[EXCERPTED PASSAGE]
-.-.-

Daryl Sham

Personal information
- Full name: Daryl Sham a/l K.K George
- Date of birth: 30 November 2002 (age 23)
- Place of birth: Malaysia
- Height: 1.71 m (5 ft 7 in)
- Position: Midfielder

Team information
- Current team: Johor Darul Ta'zim
- Number: 81

Youth career
- 2019–2020: Johor Darul Ta'zim

Senior career*
- Years: Team / Apps / (Gls)
- 2021–: Johor Darul Ta'zim II
- 2022–: Johor Darul Ta'zim / 2 / (0)

International career^{‡}
- 2022–2024: Malaysia U23 / 8 / (0)
- 2024–: Malaysia / 3 / (0)

= Daryl Sham =

Malaysian footballer (born 2002)

Daryl Sham (born 30 November 2002), also referred to as a/l K.K. George, is a Malaysian professional footballer who plays as a midfielder for Malaysia Super League club Johor Darul Ta'zim and the Malaysia national team.

==Early life==
Daryl Sham was born on 30 November 2002 in Malaysia. He is of Filipino descent.

He is referred to as "Darryl Sham a/l K.K George" on his Johor Southern Tigers profile in 2024.

==Club career==
In the 2022 Malaysia Premier League season, he scored 9 goals to finish as the second highest scorer of the league, and also contributed in Johor Darul Ta'zim II league title. At the same year, he made his debut with Johor Darul Ta'zim first team, in a Malaysian Cup game against BRM FC and also scored his first goal for the team in the 10–0 win.

-.-.-

[SOURCE MATERIAL]
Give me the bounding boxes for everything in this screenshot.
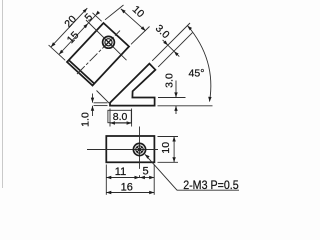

-.-.-

[TASK DETAILS]
Decide whether each statement agrees with the Daryl Sham profile, answering yes or no and quoting the deciding words of the profile: (a) He scored 9 goals in the 2022 Malaysia Premier League season. (b) His first-team debut for Johor Darul Ta'zim came in a league match. (c) He is of Filipino descent.

[IN RESPONSE]
(a) Yes: "he scored 9 goals to finish as the second highest scorer of the league"
(b) No: "in a Malaysian Cup game against BRM FC"
(c) Yes: "He is of Filipino descent."